Votre objectif
Répondez à ces questions d'après l'extrait sur les modan gâru :
(a) Selon le texte qui accompagne le dessin de Hosokibara Seiki, quels vêtements la fille en est-elle venue à détester ?
(b) Dans le dessin d'Asada Hisao, quel objet la campagnarde utilise-t-elle en guise de chapeau ?
(c) Qu'est-ce qui lui sert à donner l'illusion de jambes fines et sveltes ?

Document source

17La différence des modan gâru, attestée par leur mise occidentalisée, pouvait les rendre suffisantes, voire méprisantes à l’égard de leur culture d’origine, comme en atteste le texte accompagnant le dessin « Progrès dans l’apparence de la moga » (Moga no taimen kôjô, 1928) de Hosokibara Seiki (1885-1958) :

« Ma fille s’est coupé les cheveux. Elle en est venue à détester les vêtements japonais. Elle ne veut plus se promener en compagnie de ses amies en kimono lorsqu’elle sort 9 ».

18Ces modan gâru faisaient des émules parmi les fraîches jeunes filles issues des campagnes qui trouvaient, notamment dans les revues féminines proposant des photos de mode ou de modan gâru prises dans les rues tôkyôïtes, une sorte de « fenêtre sur la modernité ». « Le rêve d’une jeune villageoise » (Mura musume no yume, 1930)10 d’Asada Hisao (?-?), l’illustre avec beaucoup d’humour. Deux jeunes femmes se font face. L’une, à droite, est une véritable modan gâru, tandis que l’autre est une campagnarde rêvant de lui ressembler. Cette dernière, faute de moyens financiers suffisants, utilise une passoire servant généralement à diluer la pâte de miso (soja fermenté) dans l’eau chaude en guise de chapeau, un essuie-main comme foulard, un sous-vêtement japonais comme chemisier, un pagne comme jupe, un énorme champignon comme ombrelle et un bout de ficelle passé dans le trou d’une pièce de monnaie en cuivre pour figurer une montre. Enfin, deux radis blancs servent à donner l’illusion qu’elle a des jambes fines et sveltes.

Informations fournies
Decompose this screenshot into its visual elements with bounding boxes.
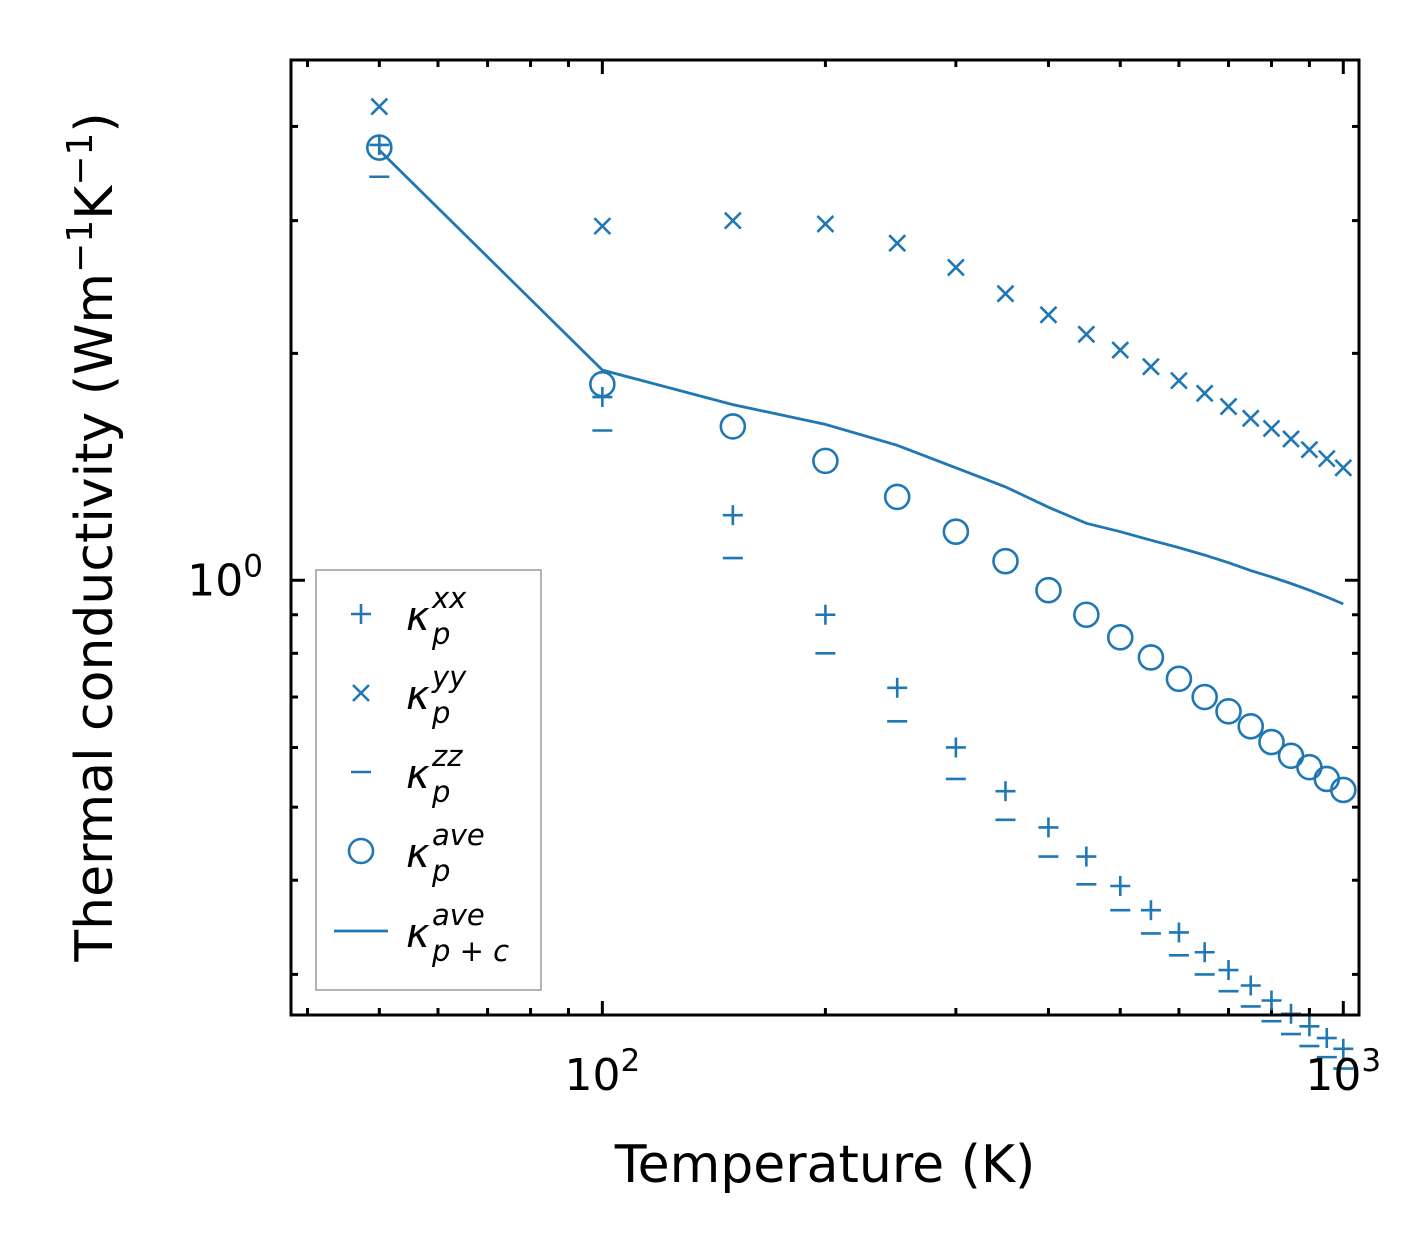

Le résultat
(a) Les vêtements japonais.
(b) Une passoire servant généralement à diluer la pâte de miso dans l'eau chaude.
(c) Deux radis blancs.